# PROBLEM REQUIREMENTS:
All lines below must be repeated exactly, with the pictures omitted.

# Data excerpts:

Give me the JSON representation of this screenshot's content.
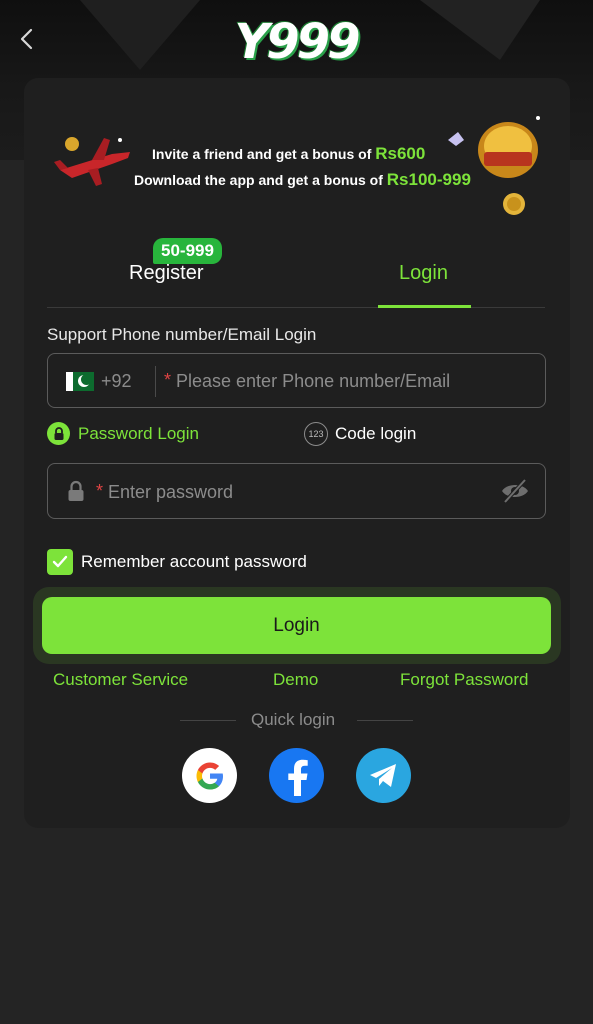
{
  "brand": {
    "logo_text": "Y999",
    "accent": "#7de33a"
  },
  "banner": {
    "invite_text": "Invite a friend and get a bonus of",
    "invite_amount": "Rs600",
    "download_text": "Download the app and get a bonus of",
    "download_amount": "Rs100-999"
  },
  "tabs": {
    "register_label": "Register",
    "register_badge": "50-999",
    "login_label": "Login",
    "active": "Login"
  },
  "form": {
    "support_label": "Support Phone number/Email Login",
    "country_code": "+92",
    "phone_placeholder": "Please enter Phone number/Email",
    "password_login_label": "Password Login",
    "code_badge": "123",
    "code_login_label": "Code login",
    "password_placeholder": "Enter password",
    "remember_label": "Remember account password",
    "remember_checked": true,
    "login_button": "Login"
  },
  "links": {
    "customer_service": "Customer Service",
    "demo": "Demo",
    "forgot_password": "Forgot Password"
  },
  "quick_login": {
    "label": "Quick login",
    "providers": [
      "google",
      "facebook",
      "telegram"
    ]
  }
}
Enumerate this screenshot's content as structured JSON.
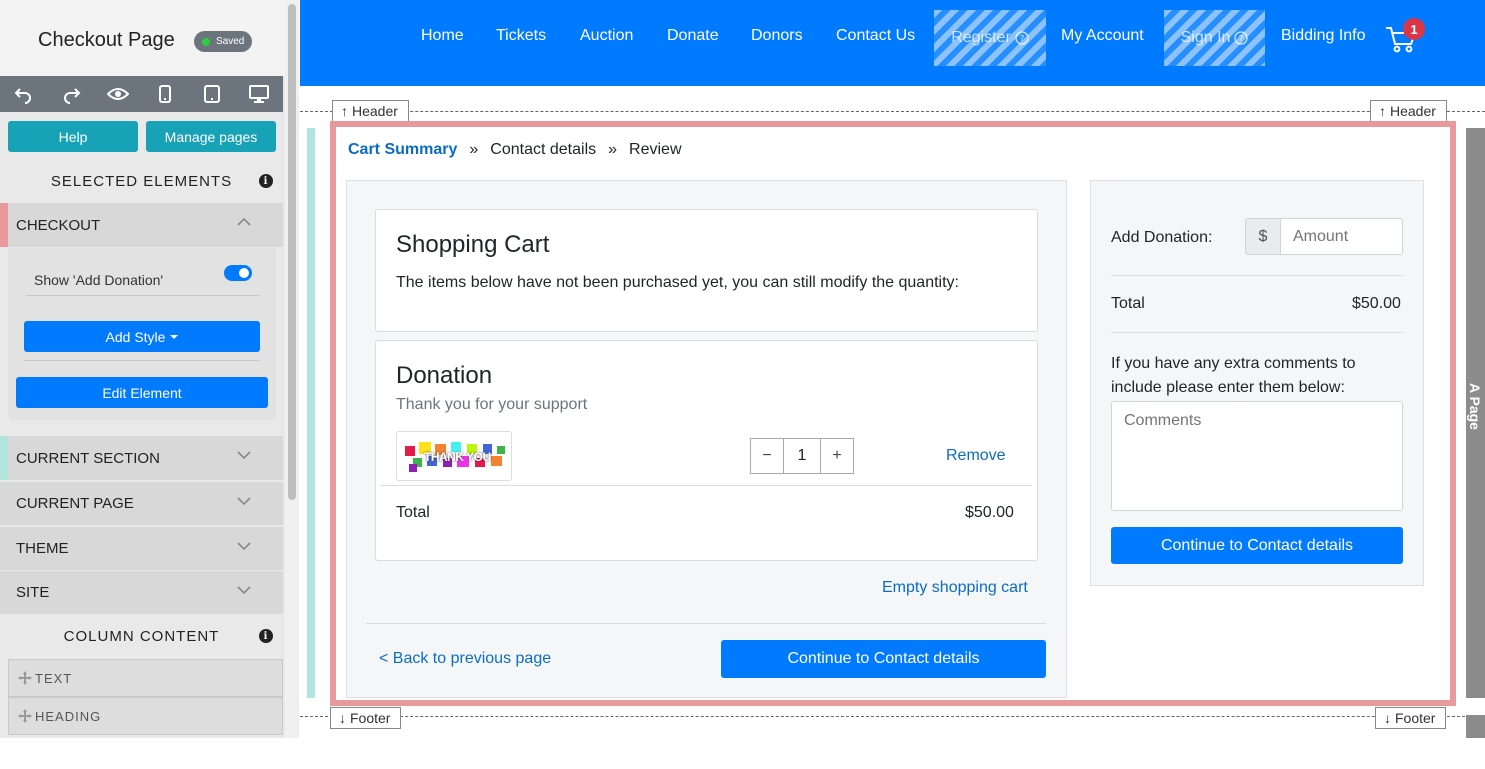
{
  "sidebar": {
    "title": "Checkout Page",
    "saved_label": "Saved",
    "help_label": "Help",
    "manage_pages_label": "Manage pages",
    "selected_heading": "SELECTED ELEMENTS",
    "checkout_label": "CHECKOUT",
    "show_add_donation_label": "Show 'Add Donation'",
    "add_style_label": "Add Style",
    "edit_element_label": "Edit Element",
    "current_section_label": "CURRENT SECTION",
    "current_page_label": "CURRENT PAGE",
    "theme_label": "THEME",
    "site_label": "SITE",
    "column_content_heading": "COLUMN CONTENT",
    "drag_items": [
      "TEXT",
      "HEADING"
    ]
  },
  "nav": {
    "items": [
      "Home",
      "Tickets",
      "Auction",
      "Donate",
      "Donors",
      "Contact Us"
    ],
    "register_label": "Register",
    "my_account_label": "My Account",
    "sign_in_label": "Sign In",
    "bidding_info_label": "Bidding Info",
    "cart_count": "1"
  },
  "markers": {
    "header": "Header",
    "footer": "Footer",
    "page_strip": "A Page"
  },
  "breadcrumb": {
    "step1": "Cart Summary",
    "sep": "»",
    "step2": "Contact details",
    "step3": "Review"
  },
  "cart": {
    "heading": "Shopping Cart",
    "intro": "The items below have not been purchased yet, you can still modify the quantity:",
    "item_title": "Donation",
    "item_subtitle": "Thank you for your support",
    "image_text": "THANK YOU",
    "quantity": "1",
    "remove_label": "Remove",
    "total_label": "Total",
    "total_value": "$50.00",
    "empty_cart_label": "Empty shopping cart",
    "back_label": "< Back to previous page",
    "continue_label": "Continue to Contact details"
  },
  "summary": {
    "add_donation_label": "Add Donation:",
    "currency": "$",
    "amount_placeholder": "Amount",
    "total_label": "Total",
    "total_value": "$50.00",
    "comments_prompt": "If you have any extra comments to include please enter them below:",
    "comments_placeholder": "Comments",
    "continue_label": "Continue to Contact details"
  },
  "colors": {
    "brand_blue": "#007bff",
    "teal": "#17a2b8",
    "selection_frame": "#e8999c"
  }
}
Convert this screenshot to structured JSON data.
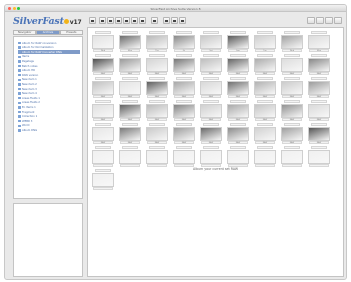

# ANSWER BELOW:
Give me the JSON representation of this screenshot's content.
{
  "brand": {
    "logo_text": "Y999",
    "accent": "#7de33a"
  },
  "banner": {
    "invite_text": "Invite a friend and get a bonus of",
    "invite_amount": "Rs600",
    "download_text": "Download the app and get a bonus of",
    "download_amount": "Rs100-999"
  },
  "tabs": {
    "register_label": "Register",
    "register_badge": "50-999",
    "login_label": "Login",
    "active": "Login"
  },
  "form": {
    "support_label": "Support Phone number/Email Login",
    "country_code": "+92",
    "phone_placeholder": "Please enter Phone number/Email",
    "password_login_label": "Password Login",
    "code_badge": "123",
    "code_login_label": "Code login",
    "password_placeholder": "Enter password",
    "remember_label": "Remember account password",
    "remember_checked": true,
    "login_button": "Login"
  },
  "links": {
    "customer_service": "Customer Service",
    "demo": "Demo",
    "forgot_password": "Forgot Password"
  },
  "quick_login": {
    "label": "Quick login",
    "providers": [
      "google",
      "facebook",
      "telegram"
    ]
  }
}
Enumerate this screenshot's content as structured JSON.
{
  "sidebar": {
    "title": "Checkout Page",
    "saved_label": "Saved",
    "help_label": "Help",
    "manage_pages_label": "Manage pages",
    "selected_heading": "SELECTED ELEMENTS",
    "checkout_label": "CHECKOUT",
    "show_add_donation_label": "Show 'Add Donation'",
    "add_style_label": "Add Style",
    "edit_element_label": "Edit Element",
    "current_section_label": "CURRENT SECTION",
    "current_page_label": "CURRENT PAGE",
    "theme_label": "THEME",
    "site_label": "SITE",
    "column_content_heading": "COLUMN CONTENT",
    "drag_items": [
      "TEXT",
      "HEADING"
    ]
  },
  "nav": {
    "items": [
      "Home",
      "Tickets",
      "Auction",
      "Donate",
      "Donors",
      "Contact Us"
    ],
    "register_label": "Register",
    "my_account_label": "My Account",
    "sign_in_label": "Sign In",
    "bidding_info_label": "Bidding Info",
    "cart_count": "1"
  },
  "markers": {
    "header": "Header",
    "footer": "Footer",
    "page_strip": "A Page"
  },
  "breadcrumb": {
    "step1": "Cart Summary",
    "sep": "»",
    "step2": "Contact details",
    "step3": "Review"
  },
  "cart": {
    "heading": "Shopping Cart",
    "intro": "The items below have not been purchased yet, you can still modify the quantity:",
    "item_title": "Donation",
    "item_subtitle": "Thank you for your support",
    "image_text": "THANK YOU",
    "quantity": "1",
    "remove_label": "Remove",
    "total_label": "Total",
    "total_value": "$50.00",
    "empty_cart_label": "Empty shopping cart",
    "back_label": "< Back to previous page",
    "continue_label": "Continue to Contact details"
  },
  "summary": {
    "add_donation_label": "Add Donation:",
    "currency": "$",
    "amount_placeholder": "Amount",
    "total_label": "Total",
    "total_value": "$50.00",
    "comments_prompt": "If you have any extra comments to include please enter them below:",
    "comments_placeholder": "Comments",
    "continue_label": "Continue to Contact details"
  },
  "colors": {
    "brand_blue": "#007bff",
    "teal": "#17a2b8",
    "selection_frame": "#e8999c"
  }
}
Convert this screenshot to structured JSON data.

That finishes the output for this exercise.